Requirement » Could you please output all of the records exactly?

Given records »
──────────────────────────────
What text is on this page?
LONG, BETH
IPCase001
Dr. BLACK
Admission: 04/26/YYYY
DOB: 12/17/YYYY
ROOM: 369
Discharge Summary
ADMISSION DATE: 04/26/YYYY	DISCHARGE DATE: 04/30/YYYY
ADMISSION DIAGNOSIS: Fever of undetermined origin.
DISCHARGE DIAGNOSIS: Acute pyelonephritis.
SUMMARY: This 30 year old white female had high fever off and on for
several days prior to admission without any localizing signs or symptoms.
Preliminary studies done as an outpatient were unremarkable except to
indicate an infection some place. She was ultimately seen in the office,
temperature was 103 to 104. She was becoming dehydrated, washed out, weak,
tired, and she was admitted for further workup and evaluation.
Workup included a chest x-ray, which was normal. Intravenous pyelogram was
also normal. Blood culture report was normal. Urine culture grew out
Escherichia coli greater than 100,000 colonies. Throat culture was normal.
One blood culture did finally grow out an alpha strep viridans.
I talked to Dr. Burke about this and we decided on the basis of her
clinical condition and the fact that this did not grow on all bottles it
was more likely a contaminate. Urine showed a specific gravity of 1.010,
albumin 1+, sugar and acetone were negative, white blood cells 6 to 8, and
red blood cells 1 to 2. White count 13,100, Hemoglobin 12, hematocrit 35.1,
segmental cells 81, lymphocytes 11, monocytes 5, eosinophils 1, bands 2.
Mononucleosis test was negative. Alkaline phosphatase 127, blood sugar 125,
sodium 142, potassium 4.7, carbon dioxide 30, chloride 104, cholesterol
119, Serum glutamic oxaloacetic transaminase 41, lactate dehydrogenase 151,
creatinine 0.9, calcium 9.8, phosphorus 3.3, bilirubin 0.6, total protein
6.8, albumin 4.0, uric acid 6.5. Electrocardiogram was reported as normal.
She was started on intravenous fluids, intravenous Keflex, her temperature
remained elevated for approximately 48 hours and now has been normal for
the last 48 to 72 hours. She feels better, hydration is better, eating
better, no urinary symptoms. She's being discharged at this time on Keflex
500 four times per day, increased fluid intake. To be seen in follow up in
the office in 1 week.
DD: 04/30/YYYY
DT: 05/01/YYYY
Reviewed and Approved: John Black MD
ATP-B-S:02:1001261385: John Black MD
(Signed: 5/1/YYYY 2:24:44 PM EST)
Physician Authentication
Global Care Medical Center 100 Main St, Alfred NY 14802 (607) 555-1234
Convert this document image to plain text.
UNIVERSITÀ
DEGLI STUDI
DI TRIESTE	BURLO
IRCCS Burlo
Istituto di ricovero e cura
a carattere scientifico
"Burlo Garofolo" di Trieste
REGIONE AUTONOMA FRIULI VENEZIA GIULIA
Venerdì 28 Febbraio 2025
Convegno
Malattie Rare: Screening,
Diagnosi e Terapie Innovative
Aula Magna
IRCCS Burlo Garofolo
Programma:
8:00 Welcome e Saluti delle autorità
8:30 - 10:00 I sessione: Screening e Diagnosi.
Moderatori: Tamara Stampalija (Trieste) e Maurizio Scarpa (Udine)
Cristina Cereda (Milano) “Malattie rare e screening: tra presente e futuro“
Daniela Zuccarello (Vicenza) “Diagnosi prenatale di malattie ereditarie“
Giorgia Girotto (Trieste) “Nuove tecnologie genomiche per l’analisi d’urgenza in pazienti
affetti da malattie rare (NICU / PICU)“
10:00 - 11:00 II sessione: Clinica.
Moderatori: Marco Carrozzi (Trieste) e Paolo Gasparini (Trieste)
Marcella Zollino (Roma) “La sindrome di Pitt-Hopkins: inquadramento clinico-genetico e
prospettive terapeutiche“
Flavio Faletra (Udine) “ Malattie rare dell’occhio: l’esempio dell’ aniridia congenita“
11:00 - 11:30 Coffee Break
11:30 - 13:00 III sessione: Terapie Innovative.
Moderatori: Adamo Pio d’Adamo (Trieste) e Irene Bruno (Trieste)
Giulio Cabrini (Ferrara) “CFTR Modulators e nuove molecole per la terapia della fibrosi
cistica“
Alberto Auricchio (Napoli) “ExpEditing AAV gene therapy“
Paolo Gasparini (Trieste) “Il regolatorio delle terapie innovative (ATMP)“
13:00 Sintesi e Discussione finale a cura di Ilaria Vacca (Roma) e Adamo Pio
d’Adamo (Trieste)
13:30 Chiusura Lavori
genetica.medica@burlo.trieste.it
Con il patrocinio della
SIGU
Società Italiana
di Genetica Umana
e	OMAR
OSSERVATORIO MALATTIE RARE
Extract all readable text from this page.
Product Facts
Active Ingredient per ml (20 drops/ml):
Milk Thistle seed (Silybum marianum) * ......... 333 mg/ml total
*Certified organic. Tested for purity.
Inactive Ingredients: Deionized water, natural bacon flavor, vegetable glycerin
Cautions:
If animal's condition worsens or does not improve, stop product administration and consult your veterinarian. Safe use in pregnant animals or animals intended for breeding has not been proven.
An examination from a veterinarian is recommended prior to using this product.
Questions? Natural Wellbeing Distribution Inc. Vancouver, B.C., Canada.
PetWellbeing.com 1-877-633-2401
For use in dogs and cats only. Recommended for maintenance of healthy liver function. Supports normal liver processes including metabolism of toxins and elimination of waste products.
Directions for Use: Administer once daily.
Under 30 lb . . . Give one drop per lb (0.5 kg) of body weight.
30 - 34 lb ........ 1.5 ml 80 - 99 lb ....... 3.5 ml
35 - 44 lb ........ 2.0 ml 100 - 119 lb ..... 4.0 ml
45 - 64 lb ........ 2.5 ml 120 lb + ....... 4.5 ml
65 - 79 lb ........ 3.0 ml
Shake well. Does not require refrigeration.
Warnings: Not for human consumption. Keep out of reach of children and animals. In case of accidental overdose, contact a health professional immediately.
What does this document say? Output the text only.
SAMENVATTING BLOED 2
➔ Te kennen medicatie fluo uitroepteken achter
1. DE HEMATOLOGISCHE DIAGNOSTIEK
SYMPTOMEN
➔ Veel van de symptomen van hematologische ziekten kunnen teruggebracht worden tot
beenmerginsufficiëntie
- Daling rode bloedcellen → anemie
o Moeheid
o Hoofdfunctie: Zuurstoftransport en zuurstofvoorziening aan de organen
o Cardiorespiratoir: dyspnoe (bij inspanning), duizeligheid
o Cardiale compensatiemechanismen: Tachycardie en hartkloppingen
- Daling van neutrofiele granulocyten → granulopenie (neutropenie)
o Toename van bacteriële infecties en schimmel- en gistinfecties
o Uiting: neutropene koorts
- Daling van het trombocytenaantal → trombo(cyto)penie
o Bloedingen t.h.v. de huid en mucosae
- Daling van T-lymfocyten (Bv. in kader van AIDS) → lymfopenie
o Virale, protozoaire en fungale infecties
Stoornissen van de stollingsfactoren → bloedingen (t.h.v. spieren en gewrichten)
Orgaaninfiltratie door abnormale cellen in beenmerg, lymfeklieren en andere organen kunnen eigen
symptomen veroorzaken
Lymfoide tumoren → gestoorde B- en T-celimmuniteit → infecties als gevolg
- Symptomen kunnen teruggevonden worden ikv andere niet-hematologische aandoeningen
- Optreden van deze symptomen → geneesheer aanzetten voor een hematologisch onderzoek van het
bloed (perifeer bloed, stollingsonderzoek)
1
──────────────────────────────
Written answer »
What text is on this page?
LONG, BETH
IPCase001
Dr. BLACK
Admission: 04/26/YYYY
DOB: 12/17/YYYY
ROOM: 369
Discharge Summary
ADMISSION DATE: 04/26/YYYY	DISCHARGE DATE: 04/30/YYYY
ADMISSION DIAGNOSIS: Fever of undetermined origin.
DISCHARGE DIAGNOSIS: Acute pyelonephritis.
SUMMARY: This 30 year old white female had high fever off and on for
several days prior to admission without any localizing signs or symptoms.
Preliminary studies done as an outpatient were unremarkable except to
indicate an infection some place. She was ultimately seen in the office,
temperature was 103 to 104. She was becoming dehydrated, washed out, weak,
tired, and she was admitted for further workup and evaluation.
Workup included a chest x-ray, which was normal. Intravenous pyelogram was
also normal. Blood culture report was normal. Urine culture grew out
Escherichia coli greater than 100,000 colonies. Throat culture was normal.
One blood culture did finally grow out an alpha strep viridans.
I talked to Dr. Burke about this and we decided on the basis of her
clinical condition and the fact that this did not grow on all bottles it
was more likely a contaminate. Urine showed a specific gravity of 1.010,
albumin 1+, sugar and acetone were negative, white blood cells 6 to 8, and
red blood cells 1 to 2. White count 13,100, Hemoglobin 12, hematocrit 35.1,
segmental cells 81, lymphocytes 11, monocytes 5, eosinophils 1, bands 2.
Mononucleosis test was negative. Alkaline phosphatase 127, blood sugar 125,
sodium 142, potassium 4.7, carbon dioxide 30, chloride 104, cholesterol
119, Serum glutamic oxaloacetic transaminase 41, lactate dehydrogenase 151,
creatinine 0.9, calcium 9.8, phosphorus 3.3, bilirubin 0.6, total protein
6.8, albumin 4.0, uric acid 6.5. Electrocardiogram was reported as normal.
She was started on intravenous fluids, intravenous Keflex, her temperature
remained elevated for approximately 48 hours and now has been normal for
the last 48 to 72 hours. She feels better, hydration is better, eating
better, no urinary symptoms. She's being discharged at this time on Keflex
500 four times per day, increased fluid intake. To be seen in follow up in
the office in 1 week.
DD: 04/30/YYYY
DT: 05/01/YYYY
Reviewed and Approved: John Black MD
ATP-B-S:02:1001261385: John Black MD
(Signed: 5/1/YYYY 2:24:44 PM EST)
Physician Authentication
Global Care Medical Center 100 Main St, Alfred NY 14802 (607) 555-1234
Convert this document image to plain text.
UNIVERSITÀ
DEGLI STUDI
DI TRIESTE	BURLO
IRCCS Burlo
Istituto di ricovero e cura
a carattere scientifico
"Burlo Garofolo" di Trieste
REGIONE AUTONOMA FRIULI VENEZIA GIULIA
Venerdì 28 Febbraio 2025
Convegno
Malattie Rare: Screening,
Diagnosi e Terapie Innovative
Aula Magna
IRCCS Burlo Garofolo
Programma:
8:00 Welcome e Saluti delle autorità
8:30 - 10:00 I sessione: Screening e Diagnosi.
Moderatori: Tamara Stampalija (Trieste) e Maurizio Scarpa (Udine)
Cristina Cereda (Milano) “Malattie rare e screening: tra presente e futuro“
Daniela Zuccarello (Vicenza) “Diagnosi prenatale di malattie ereditarie“
Giorgia Girotto (Trieste) “Nuove tecnologie genomiche per l’analisi d’urgenza in pazienti
affetti da malattie rare (NICU / PICU)“
10:00 - 11:00 II sessione: Clinica.
Moderatori: Marco Carrozzi (Trieste) e Paolo Gasparini (Trieste)
Marcella Zollino (Roma) “La sindrome di Pitt-Hopkins: inquadramento clinico-genetico e
prospettive terapeutiche“
Flavio Faletra (Udine) “ Malattie rare dell’occhio: l’esempio dell’ aniridia congenita“
11:00 - 11:30 Coffee Break
11:30 - 13:00 III sessione: Terapie Innovative.
Moderatori: Adamo Pio d’Adamo (Trieste) e Irene Bruno (Trieste)
Giulio Cabrini (Ferrara) “CFTR Modulators e nuove molecole per la terapia della fibrosi
cistica“
Alberto Auricchio (Napoli) “ExpEditing AAV gene therapy“
Paolo Gasparini (Trieste) “Il regolatorio delle terapie innovative (ATMP)“
13:00 Sintesi e Discussione finale a cura di Ilaria Vacca (Roma) e Adamo Pio
d’Adamo (Trieste)
13:30 Chiusura Lavori
genetica.medica@burlo.trieste.it
Con il patrocinio della
SIGU
Società Italiana
di Genetica Umana
e	OMAR
OSSERVATORIO MALATTIE RARE
Extract all readable text from this page.
Product Facts
Active Ingredient per ml (20 drops/ml):
Milk Thistle seed (Silybum marianum) * ......... 333 mg/ml total
*Certified organic. Tested for purity.
Inactive Ingredients: Deionized water, natural bacon flavor, vegetable glycerin
Cautions:
If animal's condition worsens or does not improve, stop product administration and consult your veterinarian. Safe use in pregnant animals or animals intended for breeding has not been proven.
An examination from a veterinarian is recommended prior to using this product.
Questions? Natural Wellbeing Distribution Inc. Vancouver, B.C., Canada.
PetWellbeing.com 1-877-633-2401
For use in dogs and cats only. Recommended for maintenance of healthy liver function. Supports normal liver processes including metabolism of toxins and elimination of waste products.
Directions for Use: Administer once daily.
Under 30 lb . . . Give one drop per lb (0.5 kg) of body weight.
30 - 34 lb ........ 1.5 ml 80 - 99 lb ....... 3.5 ml
35 - 44 lb ........ 2.0 ml 100 - 119 lb ..... 4.0 ml
45 - 64 lb ........ 2.5 ml 120 lb + ....... 4.5 ml
65 - 79 lb ........ 3.0 ml
Shake well. Does not require refrigeration.
Warnings: Not for human consumption. Keep out of reach of children and animals. In case of accidental overdose, contact a health professional immediately.
What does this document say? Output the text only.
SAMENVATTING BLOED 2
➔ Te kennen medicatie fluo uitroepteken achter
1. DE HEMATOLOGISCHE DIAGNOSTIEK
SYMPTOMEN
➔ Veel van de symptomen van hematologische ziekten kunnen teruggebracht worden tot
beenmerginsufficiëntie
- Daling rode bloedcellen → anemie
o Moeheid
o Hoofdfunctie: Zuurstoftransport en zuurstofvoorziening aan de organen
o Cardiorespiratoir: dyspnoe (bij inspanning), duizeligheid
o Cardiale compensatiemechanismen: Tachycardie en hartkloppingen
- Daling van neutrofiele granulocyten → granulopenie (neutropenie)
o Toename van bacteriële infecties en schimmel- en gistinfecties
o Uiting: neutropene koorts
- Daling van het trombocytenaantal → trombo(cyto)penie
o Bloedingen t.h.v. de huid en mucosae
- Daling van T-lymfocyten (Bv. in kader van AIDS) → lymfopenie
o Virale, protozoaire en fungale infecties
Stoornissen van de stollingsfactoren → bloedingen (t.h.v. spieren en gewrichten)
Orgaaninfiltratie door abnormale cellen in beenmerg, lymfeklieren en andere organen kunnen eigen
symptomen veroorzaken
Lymfoide tumoren → gestoorde B- en T-celimmuniteit → infecties als gevolg
- Symptomen kunnen teruggevonden worden ikv andere niet-hematologische aandoeningen
- Optreden van deze symptomen → geneesheer aanzetten voor een hematologisch onderzoek van het
bloed (perifeer bloed, stollingsonderzoek)
1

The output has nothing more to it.